*Source material*

........

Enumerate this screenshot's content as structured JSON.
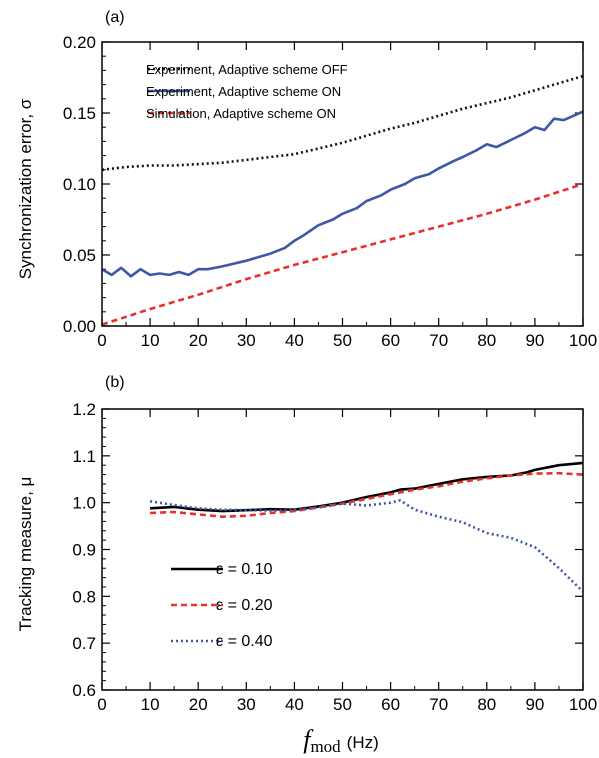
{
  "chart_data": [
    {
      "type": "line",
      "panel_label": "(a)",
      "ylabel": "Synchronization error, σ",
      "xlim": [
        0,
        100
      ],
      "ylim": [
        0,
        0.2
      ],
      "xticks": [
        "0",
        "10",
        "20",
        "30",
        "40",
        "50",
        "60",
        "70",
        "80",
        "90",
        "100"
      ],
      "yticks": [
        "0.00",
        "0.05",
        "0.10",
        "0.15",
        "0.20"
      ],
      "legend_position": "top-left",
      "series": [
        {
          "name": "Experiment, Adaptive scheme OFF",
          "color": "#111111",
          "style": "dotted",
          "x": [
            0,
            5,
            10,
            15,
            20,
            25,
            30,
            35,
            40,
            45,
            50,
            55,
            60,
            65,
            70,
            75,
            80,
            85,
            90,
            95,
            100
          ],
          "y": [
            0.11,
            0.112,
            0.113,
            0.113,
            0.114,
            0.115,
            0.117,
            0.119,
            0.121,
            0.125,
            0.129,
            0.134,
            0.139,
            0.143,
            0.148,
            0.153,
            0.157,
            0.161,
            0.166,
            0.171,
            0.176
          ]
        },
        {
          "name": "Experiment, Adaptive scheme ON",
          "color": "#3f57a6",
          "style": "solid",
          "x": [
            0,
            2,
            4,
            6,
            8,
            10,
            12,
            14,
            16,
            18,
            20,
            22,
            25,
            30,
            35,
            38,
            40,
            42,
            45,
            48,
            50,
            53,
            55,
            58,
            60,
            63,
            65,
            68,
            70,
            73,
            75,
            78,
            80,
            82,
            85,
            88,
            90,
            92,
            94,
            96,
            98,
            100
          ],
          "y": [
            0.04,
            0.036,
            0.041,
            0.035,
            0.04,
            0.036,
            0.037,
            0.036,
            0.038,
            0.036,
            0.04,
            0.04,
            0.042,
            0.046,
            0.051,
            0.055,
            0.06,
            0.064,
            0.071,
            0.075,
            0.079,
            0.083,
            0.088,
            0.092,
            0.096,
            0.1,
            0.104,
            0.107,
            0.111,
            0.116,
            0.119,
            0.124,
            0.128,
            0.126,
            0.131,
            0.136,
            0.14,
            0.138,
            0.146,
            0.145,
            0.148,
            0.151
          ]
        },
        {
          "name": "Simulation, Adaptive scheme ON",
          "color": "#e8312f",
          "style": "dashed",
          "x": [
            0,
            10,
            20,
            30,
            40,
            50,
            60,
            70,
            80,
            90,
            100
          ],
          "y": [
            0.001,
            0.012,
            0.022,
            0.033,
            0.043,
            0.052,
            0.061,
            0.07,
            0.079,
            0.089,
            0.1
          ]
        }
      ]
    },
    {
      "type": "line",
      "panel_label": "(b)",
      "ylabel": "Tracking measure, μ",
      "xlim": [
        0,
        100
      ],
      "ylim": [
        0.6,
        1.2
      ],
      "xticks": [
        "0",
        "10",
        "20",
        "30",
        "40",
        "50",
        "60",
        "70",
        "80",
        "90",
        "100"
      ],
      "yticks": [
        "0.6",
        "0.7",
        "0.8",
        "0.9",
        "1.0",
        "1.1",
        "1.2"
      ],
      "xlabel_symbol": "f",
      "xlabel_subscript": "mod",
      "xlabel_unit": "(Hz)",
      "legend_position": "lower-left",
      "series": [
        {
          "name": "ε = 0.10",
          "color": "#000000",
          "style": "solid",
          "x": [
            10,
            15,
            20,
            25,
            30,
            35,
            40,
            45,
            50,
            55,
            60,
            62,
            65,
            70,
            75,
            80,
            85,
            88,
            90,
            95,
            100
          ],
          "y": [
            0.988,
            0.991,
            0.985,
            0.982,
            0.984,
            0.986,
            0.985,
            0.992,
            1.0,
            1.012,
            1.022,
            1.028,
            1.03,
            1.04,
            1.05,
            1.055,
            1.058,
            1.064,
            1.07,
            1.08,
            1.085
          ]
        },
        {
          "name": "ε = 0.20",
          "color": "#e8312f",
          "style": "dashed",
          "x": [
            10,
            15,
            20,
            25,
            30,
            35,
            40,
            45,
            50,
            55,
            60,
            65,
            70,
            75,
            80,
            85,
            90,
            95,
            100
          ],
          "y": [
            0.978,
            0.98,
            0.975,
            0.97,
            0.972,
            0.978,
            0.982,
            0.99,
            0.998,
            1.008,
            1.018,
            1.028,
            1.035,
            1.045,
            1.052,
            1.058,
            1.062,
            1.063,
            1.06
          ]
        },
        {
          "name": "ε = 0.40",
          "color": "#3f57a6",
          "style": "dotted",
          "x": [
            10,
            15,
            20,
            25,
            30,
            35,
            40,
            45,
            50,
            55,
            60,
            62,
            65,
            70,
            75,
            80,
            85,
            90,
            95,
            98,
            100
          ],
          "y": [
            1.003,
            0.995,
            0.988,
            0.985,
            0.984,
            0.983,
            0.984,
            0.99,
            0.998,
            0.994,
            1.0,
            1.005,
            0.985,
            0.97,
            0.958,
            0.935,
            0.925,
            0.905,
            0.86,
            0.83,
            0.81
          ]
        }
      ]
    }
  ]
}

........

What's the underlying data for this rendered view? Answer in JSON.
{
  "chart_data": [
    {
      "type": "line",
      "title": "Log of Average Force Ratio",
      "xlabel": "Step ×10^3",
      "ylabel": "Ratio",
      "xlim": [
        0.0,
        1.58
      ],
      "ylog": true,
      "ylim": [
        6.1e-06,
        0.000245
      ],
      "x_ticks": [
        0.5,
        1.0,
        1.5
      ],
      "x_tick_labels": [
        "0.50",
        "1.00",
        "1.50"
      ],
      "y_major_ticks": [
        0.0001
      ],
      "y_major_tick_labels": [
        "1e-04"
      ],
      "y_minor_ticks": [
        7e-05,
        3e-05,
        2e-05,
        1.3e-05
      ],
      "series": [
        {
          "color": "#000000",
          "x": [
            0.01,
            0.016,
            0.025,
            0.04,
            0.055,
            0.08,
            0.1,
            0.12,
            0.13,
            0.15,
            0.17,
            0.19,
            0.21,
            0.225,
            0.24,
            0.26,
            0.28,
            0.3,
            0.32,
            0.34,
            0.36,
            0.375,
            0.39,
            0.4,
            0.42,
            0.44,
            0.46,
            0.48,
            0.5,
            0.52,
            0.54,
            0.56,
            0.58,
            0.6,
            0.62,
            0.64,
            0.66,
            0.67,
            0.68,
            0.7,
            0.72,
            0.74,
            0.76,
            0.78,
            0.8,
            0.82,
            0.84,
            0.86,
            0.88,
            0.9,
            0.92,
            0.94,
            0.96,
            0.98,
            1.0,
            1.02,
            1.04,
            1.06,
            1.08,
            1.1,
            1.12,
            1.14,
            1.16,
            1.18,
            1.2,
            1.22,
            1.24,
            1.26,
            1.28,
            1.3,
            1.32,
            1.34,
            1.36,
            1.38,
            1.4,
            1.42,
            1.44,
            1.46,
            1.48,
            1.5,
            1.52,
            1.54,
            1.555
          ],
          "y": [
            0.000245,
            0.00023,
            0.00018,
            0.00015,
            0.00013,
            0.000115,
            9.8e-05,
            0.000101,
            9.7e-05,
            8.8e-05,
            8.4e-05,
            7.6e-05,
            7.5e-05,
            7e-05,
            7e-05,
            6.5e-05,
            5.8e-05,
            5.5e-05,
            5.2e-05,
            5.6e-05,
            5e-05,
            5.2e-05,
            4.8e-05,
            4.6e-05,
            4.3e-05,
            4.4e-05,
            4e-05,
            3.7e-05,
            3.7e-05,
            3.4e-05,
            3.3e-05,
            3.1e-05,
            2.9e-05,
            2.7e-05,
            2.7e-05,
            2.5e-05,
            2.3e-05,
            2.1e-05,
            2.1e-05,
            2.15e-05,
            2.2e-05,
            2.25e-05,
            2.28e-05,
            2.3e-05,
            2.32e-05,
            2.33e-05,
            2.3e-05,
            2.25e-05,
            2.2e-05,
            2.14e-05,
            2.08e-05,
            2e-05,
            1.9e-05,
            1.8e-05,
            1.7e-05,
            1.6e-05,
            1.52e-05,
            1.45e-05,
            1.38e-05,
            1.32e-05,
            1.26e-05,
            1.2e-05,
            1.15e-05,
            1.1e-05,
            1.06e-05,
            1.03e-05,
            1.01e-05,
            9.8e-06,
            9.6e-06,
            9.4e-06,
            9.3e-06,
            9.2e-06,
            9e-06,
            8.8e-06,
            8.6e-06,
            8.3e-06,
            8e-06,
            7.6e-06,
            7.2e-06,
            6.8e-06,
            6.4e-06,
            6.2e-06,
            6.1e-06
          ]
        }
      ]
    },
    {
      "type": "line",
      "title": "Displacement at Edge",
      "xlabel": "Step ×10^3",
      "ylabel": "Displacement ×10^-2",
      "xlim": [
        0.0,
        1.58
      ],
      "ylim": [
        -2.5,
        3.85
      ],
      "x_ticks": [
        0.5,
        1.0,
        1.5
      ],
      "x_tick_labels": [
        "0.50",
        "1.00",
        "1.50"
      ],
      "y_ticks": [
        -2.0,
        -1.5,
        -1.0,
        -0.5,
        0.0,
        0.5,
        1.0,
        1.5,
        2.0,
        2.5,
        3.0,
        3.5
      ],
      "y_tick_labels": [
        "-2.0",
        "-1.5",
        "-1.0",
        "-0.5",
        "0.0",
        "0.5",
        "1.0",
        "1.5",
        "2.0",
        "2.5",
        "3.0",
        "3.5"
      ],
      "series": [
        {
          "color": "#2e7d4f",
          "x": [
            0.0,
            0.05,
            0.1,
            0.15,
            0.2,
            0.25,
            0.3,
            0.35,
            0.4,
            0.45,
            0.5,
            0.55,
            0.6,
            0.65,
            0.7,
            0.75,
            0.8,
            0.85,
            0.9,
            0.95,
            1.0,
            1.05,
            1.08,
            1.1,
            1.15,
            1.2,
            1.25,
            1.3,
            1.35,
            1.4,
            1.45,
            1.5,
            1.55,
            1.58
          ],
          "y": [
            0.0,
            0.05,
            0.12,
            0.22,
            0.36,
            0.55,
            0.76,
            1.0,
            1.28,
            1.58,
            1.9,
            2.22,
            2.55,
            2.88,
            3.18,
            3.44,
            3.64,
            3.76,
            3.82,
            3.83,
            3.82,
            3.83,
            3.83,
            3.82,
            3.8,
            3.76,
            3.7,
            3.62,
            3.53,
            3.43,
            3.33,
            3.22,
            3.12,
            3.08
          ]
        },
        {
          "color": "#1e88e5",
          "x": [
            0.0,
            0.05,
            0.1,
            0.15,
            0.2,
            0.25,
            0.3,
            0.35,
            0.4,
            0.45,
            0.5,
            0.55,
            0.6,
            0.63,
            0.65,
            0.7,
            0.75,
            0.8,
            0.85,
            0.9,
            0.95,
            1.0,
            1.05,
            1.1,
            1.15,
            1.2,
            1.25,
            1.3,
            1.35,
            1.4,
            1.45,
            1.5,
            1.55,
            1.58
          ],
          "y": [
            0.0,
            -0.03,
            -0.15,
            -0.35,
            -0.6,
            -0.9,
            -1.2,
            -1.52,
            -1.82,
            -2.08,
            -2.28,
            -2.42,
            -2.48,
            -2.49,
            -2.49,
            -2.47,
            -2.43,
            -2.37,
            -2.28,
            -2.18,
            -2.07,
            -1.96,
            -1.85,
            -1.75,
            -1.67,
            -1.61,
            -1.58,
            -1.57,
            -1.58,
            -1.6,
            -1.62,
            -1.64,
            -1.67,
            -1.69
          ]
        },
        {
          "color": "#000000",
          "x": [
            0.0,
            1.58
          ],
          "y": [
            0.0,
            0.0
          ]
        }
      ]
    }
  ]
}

........

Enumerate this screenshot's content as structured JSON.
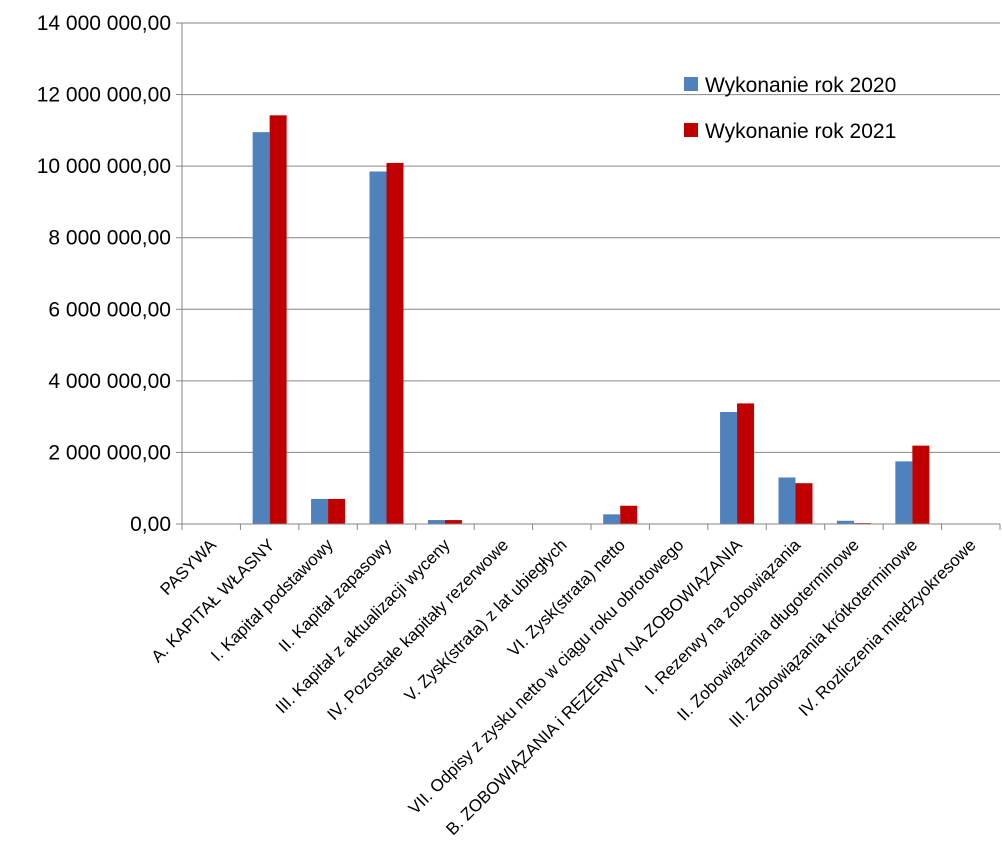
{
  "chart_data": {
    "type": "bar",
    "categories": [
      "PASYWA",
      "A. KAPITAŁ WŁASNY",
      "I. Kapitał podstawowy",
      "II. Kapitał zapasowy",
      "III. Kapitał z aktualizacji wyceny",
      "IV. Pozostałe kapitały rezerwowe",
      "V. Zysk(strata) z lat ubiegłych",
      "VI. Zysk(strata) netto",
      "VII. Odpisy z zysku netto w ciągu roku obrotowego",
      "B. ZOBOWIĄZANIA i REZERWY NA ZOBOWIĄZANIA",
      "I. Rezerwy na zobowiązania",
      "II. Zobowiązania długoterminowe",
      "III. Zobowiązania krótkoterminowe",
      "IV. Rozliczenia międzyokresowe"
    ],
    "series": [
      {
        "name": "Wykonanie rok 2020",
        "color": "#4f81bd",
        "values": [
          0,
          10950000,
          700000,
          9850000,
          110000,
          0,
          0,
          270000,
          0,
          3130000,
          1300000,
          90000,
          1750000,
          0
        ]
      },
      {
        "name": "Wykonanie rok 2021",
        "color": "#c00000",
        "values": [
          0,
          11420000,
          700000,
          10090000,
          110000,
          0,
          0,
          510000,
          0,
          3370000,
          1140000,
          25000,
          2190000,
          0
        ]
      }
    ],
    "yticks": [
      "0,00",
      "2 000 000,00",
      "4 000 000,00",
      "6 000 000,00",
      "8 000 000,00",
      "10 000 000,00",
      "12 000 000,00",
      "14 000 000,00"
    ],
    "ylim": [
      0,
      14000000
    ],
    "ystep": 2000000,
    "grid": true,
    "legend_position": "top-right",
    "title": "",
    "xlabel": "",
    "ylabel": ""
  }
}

........

Return only the number of lines in the entries that contain the string "left".

2